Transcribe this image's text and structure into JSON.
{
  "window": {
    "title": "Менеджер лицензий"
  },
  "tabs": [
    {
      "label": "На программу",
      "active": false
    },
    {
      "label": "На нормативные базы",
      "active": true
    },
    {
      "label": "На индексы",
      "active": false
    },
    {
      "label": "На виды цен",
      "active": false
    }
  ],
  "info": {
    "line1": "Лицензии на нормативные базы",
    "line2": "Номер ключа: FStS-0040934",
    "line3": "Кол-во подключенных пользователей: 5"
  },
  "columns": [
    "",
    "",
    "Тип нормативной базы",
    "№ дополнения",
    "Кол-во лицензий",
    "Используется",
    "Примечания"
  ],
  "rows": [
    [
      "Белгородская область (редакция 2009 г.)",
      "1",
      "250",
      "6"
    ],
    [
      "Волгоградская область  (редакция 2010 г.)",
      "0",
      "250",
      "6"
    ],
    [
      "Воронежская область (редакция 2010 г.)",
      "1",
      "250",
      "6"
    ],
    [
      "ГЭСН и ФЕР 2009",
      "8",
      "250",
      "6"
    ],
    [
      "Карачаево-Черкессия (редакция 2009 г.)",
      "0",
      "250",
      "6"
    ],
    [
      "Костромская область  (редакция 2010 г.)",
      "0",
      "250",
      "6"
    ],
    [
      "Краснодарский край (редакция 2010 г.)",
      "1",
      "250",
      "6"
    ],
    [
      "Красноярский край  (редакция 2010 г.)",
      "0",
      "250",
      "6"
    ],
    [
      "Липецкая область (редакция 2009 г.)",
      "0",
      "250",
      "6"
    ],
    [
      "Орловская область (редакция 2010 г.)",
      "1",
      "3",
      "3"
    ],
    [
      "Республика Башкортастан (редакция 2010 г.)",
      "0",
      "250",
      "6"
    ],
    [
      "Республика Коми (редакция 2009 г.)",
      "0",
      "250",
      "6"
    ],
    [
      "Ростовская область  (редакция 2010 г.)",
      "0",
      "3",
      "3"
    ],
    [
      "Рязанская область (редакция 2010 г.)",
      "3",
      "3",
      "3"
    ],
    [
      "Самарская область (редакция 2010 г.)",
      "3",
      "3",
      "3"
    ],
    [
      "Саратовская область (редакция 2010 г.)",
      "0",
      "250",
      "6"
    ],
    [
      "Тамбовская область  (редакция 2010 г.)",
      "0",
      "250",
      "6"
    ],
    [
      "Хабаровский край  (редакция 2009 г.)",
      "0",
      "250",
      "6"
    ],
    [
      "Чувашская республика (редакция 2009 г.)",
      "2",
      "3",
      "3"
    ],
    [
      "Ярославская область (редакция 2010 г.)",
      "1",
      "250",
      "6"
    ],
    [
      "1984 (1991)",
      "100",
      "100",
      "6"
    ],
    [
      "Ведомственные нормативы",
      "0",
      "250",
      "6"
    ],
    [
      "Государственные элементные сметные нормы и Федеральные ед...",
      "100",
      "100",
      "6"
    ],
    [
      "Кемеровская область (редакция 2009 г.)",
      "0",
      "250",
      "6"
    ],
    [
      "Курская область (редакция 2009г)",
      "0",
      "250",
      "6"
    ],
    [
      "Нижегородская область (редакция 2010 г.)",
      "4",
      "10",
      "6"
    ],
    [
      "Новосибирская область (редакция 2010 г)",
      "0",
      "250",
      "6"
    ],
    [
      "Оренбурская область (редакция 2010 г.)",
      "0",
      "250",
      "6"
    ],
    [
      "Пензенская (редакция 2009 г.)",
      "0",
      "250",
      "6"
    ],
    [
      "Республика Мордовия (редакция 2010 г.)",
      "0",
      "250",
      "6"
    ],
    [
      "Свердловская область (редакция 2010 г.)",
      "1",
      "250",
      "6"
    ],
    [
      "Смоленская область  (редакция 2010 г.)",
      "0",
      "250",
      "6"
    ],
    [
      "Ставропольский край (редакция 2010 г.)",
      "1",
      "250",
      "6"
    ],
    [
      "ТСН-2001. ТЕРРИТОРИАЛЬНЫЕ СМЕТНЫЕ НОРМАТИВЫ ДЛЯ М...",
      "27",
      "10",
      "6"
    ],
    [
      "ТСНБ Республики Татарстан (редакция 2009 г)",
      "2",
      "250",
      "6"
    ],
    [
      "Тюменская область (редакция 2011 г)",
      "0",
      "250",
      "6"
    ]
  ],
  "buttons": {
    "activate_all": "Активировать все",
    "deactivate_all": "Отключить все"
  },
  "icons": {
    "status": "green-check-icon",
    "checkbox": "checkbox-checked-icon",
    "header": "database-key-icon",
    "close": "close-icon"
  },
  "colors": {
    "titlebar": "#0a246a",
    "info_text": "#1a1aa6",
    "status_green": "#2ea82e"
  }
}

Goal ::
Write the material out exactly, with nothing left out.

Full output ::
Transcribe this image's text and structure into JSON.
{
  "window": {
    "title": "Менеджер лицензий"
  },
  "tabs": [
    {
      "label": "На программу",
      "active": false
    },
    {
      "label": "На нормативные базы",
      "active": true
    },
    {
      "label": "На индексы",
      "active": false
    },
    {
      "label": "На виды цен",
      "active": false
    }
  ],
  "info": {
    "line1": "Лицензии на нормативные базы",
    "line2": "Номер ключа: FStS-0040934",
    "line3": "Кол-во подключенных пользователей: 5"
  },
  "columns": [
    "",
    "",
    "Тип нормативной базы",
    "№ дополнения",
    "Кол-во лицензий",
    "Используется",
    "Примечания"
  ],
  "rows": [
    [
      "Белгородская область (редакция 2009 г.)",
      "1",
      "250",
      "6"
    ],
    [
      "Волгоградская область  (редакция 2010 г.)",
      "0",
      "250",
      "6"
    ],
    [
      "Воронежская область (редакция 2010 г.)",
      "1",
      "250",
      "6"
    ],
    [
      "ГЭСН и ФЕР 2009",
      "8",
      "250",
      "6"
    ],
    [
      "Карачаево-Черкессия (редакция 2009 г.)",
      "0",
      "250",
      "6"
    ],
    [
      "Костромская область  (редакция 2010 г.)",
      "0",
      "250",
      "6"
    ],
    [
      "Краснодарский край (редакция 2010 г.)",
      "1",
      "250",
      "6"
    ],
    [
      "Красноярский край  (редакция 2010 г.)",
      "0",
      "250",
      "6"
    ],
    [
      "Липецкая область (редакция 2009 г.)",
      "0",
      "250",
      "6"
    ],
    [
      "Орловская область (редакция 2010 г.)",
      "1",
      "3",
      "3"
    ],
    [
      "Республика Башкортастан (редакция 2010 г.)",
      "0",
      "250",
      "6"
    ],
    [
      "Республика Коми (редакция 2009 г.)",
      "0",
      "250",
      "6"
    ],
    [
      "Ростовская область  (редакция 2010 г.)",
      "0",
      "3",
      "3"
    ],
    [
      "Рязанская область (редакция 2010 г.)",
      "3",
      "3",
      "3"
    ],
    [
      "Самарская область (редакция 2010 г.)",
      "3",
      "3",
      "3"
    ],
    [
      "Саратовская область (редакция 2010 г.)",
      "0",
      "250",
      "6"
    ],
    [
      "Тамбовская область  (редакция 2010 г.)",
      "0",
      "250",
      "6"
    ],
    [
      "Хабаровский край  (редакция 2009 г.)",
      "0",
      "250",
      "6"
    ],
    [
      "Чувашская республика (редакция 2009 г.)",
      "2",
      "3",
      "3"
    ],
    [
      "Ярославская область (редакция 2010 г.)",
      "1",
      "250",
      "6"
    ],
    [
      "1984 (1991)",
      "100",
      "100",
      "6"
    ],
    [
      "Ведомственные нормативы",
      "0",
      "250",
      "6"
    ],
    [
      "Государственные элементные сметные нормы и Федеральные ед...",
      "100",
      "100",
      "6"
    ],
    [
      "Кемеровская область (редакция 2009 г.)",
      "0",
      "250",
      "6"
    ],
    [
      "Курская область (редакция 2009г)",
      "0",
      "250",
      "6"
    ],
    [
      "Нижегородская область (редакция 2010 г.)",
      "4",
      "10",
      "6"
    ],
    [
      "Новосибирская область (редакция 2010 г)",
      "0",
      "250",
      "6"
    ],
    [
      "Оренбурская область (редакция 2010 г.)",
      "0",
      "250",
      "6"
    ],
    [
      "Пензенская (редакция 2009 г.)",
      "0",
      "250",
      "6"
    ],
    [
      "Республика Мордовия (редакция 2010 г.)",
      "0",
      "250",
      "6"
    ],
    [
      "Свердловская область (редакция 2010 г.)",
      "1",
      "250",
      "6"
    ],
    [
      "Смоленская область  (редакция 2010 г.)",
      "0",
      "250",
      "6"
    ],
    [
      "Ставропольский край (редакция 2010 г.)",
      "1",
      "250",
      "6"
    ],
    [
      "ТСН-2001. ТЕРРИТОРИАЛЬНЫЕ СМЕТНЫЕ НОРМАТИВЫ ДЛЯ М...",
      "27",
      "10",
      "6"
    ],
    [
      "ТСНБ Республики Татарстан (редакция 2009 г)",
      "2",
      "250",
      "6"
    ],
    [
      "Тюменская область (редакция 2011 г)",
      "0",
      "250",
      "6"
    ]
  ],
  "buttons": {
    "activate_all": "Активировать все",
    "deactivate_all": "Отключить все"
  },
  "icons": {
    "status": "green-check-icon",
    "checkbox": "checkbox-checked-icon",
    "header": "database-key-icon",
    "close": "close-icon"
  },
  "colors": {
    "titlebar": "#0a246a",
    "info_text": "#1a1aa6",
    "status_green": "#2ea82e"
  }
}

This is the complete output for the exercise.